■ What is asked
Search the records for "Suffrages" and copy each line that holds it.

━━━━

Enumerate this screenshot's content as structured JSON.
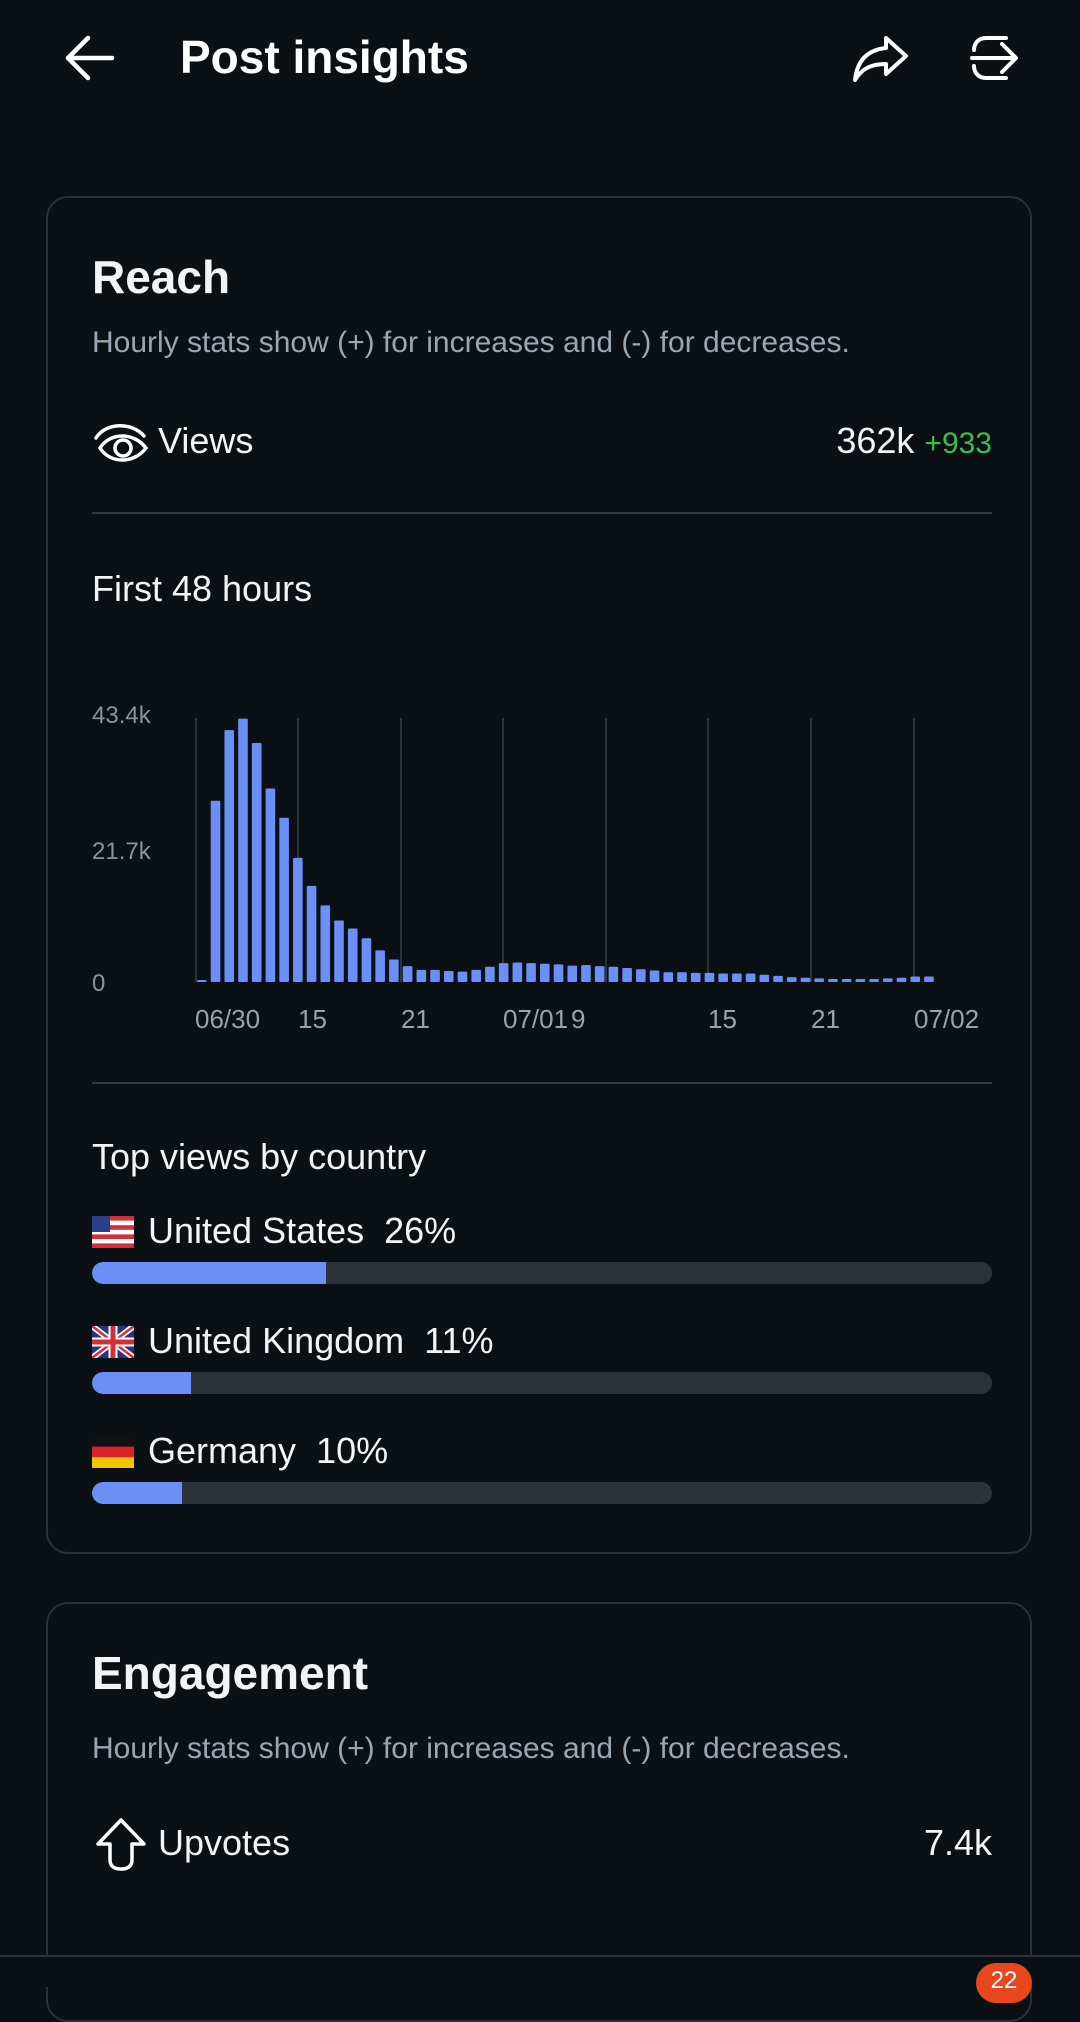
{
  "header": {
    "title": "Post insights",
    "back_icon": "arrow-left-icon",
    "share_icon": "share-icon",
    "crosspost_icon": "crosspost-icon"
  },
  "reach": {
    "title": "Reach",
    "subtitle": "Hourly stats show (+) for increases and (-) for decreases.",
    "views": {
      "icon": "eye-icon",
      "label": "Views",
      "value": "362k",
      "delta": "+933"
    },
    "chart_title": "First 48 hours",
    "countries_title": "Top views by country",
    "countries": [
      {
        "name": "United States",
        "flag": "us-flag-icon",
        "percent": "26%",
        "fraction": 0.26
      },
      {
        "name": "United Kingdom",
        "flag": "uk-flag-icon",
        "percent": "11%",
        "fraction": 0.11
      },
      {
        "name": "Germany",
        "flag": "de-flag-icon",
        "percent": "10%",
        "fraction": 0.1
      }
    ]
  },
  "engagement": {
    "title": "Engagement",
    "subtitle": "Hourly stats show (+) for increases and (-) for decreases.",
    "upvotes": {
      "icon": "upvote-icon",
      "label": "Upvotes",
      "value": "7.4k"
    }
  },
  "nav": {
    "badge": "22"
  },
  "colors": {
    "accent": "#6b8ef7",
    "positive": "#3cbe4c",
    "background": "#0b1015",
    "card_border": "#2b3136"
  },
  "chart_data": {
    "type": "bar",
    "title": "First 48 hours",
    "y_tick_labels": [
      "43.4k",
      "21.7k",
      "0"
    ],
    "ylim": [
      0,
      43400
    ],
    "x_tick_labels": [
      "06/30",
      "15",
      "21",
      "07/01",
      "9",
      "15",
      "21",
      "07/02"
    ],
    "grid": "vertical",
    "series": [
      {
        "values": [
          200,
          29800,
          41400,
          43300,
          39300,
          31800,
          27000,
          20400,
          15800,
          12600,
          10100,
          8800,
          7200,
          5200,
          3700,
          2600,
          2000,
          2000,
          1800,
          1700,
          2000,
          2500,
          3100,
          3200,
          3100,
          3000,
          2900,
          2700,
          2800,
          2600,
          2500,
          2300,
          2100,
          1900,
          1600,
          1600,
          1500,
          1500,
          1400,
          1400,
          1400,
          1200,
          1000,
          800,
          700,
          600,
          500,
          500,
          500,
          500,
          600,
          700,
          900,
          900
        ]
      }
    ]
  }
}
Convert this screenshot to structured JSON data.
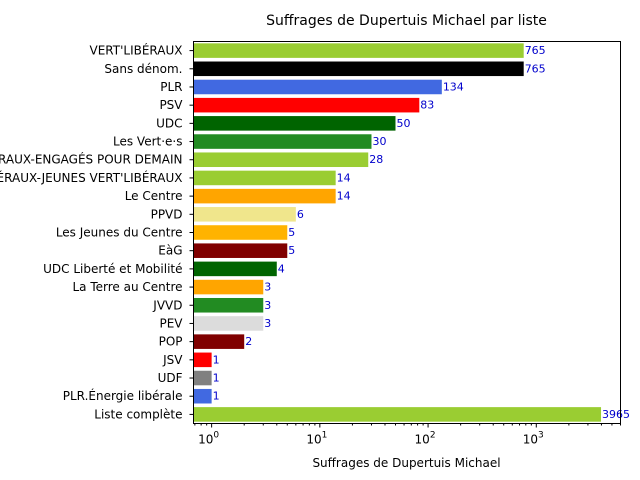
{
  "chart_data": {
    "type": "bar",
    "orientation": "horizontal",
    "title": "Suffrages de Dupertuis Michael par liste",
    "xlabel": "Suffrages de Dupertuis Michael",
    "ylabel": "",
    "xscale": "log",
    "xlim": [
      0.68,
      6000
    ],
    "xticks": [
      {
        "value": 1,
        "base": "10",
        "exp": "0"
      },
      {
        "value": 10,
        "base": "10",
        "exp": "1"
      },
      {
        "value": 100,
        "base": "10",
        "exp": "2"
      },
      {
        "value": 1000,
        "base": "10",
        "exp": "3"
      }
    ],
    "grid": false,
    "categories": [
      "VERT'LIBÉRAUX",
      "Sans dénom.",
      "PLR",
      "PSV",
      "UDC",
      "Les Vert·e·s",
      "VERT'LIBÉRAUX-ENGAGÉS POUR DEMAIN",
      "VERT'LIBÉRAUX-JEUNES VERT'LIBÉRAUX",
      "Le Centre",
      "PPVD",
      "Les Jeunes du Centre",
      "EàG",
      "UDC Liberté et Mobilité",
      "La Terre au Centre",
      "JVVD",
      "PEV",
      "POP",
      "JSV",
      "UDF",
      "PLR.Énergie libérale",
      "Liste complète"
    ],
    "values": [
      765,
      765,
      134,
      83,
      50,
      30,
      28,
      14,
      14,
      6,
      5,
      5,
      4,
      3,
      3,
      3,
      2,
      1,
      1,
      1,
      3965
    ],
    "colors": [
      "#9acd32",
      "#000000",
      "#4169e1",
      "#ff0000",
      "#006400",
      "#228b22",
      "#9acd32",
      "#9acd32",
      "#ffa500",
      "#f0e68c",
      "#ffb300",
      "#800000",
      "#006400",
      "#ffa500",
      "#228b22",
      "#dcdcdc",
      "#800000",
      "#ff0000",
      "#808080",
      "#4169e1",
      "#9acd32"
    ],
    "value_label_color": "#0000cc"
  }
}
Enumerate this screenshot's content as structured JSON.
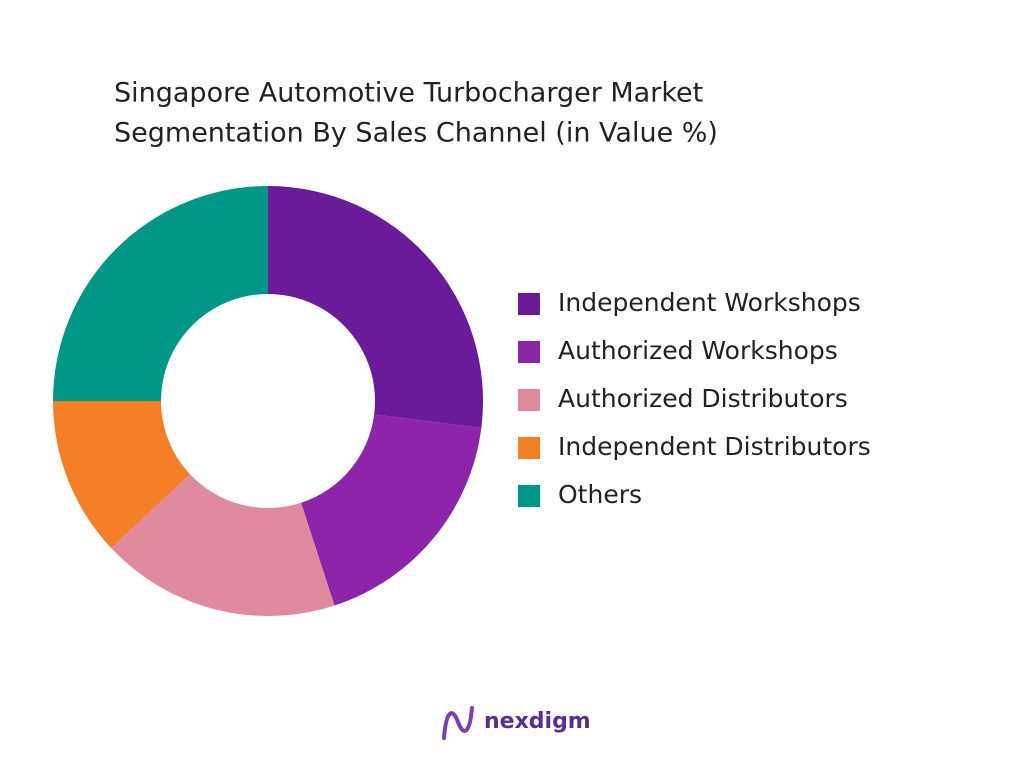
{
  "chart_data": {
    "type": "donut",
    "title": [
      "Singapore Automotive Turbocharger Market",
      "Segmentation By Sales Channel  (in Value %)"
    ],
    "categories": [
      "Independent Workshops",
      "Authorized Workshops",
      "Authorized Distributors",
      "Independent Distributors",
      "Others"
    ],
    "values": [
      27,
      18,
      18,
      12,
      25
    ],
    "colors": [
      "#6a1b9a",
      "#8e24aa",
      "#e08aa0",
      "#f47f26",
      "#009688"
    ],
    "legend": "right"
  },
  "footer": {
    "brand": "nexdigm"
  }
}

━━━━

■ Result
    "title": "Suffrages de Dupertuis Michael par liste",
    "xlabel": "Suffrages de Dupertuis Michael",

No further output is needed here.